TASK DIRECTIONS:
Search the entries for the word "ffffff" and pull out each line that has it.

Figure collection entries
■ ■ ■ ■ ■ ■ ■
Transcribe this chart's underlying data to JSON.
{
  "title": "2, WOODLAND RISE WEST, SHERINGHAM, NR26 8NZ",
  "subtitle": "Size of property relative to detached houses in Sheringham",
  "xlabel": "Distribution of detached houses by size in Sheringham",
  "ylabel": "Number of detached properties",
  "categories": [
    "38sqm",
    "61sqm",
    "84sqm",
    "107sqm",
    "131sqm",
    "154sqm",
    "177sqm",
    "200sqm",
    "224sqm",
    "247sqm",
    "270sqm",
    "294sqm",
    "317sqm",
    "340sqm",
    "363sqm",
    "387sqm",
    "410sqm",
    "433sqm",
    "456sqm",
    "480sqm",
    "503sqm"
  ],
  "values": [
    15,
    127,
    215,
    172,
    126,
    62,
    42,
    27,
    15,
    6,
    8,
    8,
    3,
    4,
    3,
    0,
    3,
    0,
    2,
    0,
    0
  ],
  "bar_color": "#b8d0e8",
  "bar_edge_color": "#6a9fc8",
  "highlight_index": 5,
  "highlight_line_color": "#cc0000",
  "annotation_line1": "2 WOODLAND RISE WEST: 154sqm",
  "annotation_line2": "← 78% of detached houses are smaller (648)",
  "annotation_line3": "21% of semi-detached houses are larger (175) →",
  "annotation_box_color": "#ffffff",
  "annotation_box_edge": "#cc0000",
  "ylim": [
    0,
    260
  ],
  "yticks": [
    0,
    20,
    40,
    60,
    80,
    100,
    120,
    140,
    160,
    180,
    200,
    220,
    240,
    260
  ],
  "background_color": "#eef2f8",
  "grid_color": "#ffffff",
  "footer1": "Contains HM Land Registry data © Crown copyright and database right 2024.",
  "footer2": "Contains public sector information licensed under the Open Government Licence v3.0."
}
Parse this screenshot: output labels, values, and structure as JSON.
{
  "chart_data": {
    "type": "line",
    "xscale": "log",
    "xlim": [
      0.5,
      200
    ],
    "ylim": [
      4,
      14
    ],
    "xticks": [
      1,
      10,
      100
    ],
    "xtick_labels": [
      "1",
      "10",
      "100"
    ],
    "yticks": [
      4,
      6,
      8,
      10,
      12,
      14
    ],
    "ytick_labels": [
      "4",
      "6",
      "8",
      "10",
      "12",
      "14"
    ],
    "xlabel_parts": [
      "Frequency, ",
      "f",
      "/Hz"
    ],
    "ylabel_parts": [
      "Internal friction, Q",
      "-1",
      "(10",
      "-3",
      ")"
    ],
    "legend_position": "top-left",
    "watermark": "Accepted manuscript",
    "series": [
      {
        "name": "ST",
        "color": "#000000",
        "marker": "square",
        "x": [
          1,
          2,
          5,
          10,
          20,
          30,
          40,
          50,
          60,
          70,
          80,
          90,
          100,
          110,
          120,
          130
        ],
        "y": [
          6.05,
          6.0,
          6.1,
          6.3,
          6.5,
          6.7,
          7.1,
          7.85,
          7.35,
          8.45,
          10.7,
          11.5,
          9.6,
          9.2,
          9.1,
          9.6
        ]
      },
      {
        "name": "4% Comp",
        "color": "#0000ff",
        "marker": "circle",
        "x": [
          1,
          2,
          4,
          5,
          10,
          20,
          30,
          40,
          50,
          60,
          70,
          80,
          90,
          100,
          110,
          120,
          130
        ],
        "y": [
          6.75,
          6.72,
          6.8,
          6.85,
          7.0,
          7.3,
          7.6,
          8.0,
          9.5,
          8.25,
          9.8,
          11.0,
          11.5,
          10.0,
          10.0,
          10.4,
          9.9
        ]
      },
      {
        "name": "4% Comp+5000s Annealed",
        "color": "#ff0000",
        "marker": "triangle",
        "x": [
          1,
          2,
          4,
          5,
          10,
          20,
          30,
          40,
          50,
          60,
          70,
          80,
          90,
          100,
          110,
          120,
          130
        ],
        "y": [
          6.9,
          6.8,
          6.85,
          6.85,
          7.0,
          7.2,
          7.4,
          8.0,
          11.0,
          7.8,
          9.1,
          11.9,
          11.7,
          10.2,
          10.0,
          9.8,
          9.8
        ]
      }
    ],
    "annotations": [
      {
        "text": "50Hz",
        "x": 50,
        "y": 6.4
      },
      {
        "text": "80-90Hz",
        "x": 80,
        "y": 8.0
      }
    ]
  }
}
■ ■ ■ ■ ■ ■ ■
RESULT OF THIS EXERCISE:
  "annotation_box_color": "#ffffff",
  "grid_color": "#ffffff",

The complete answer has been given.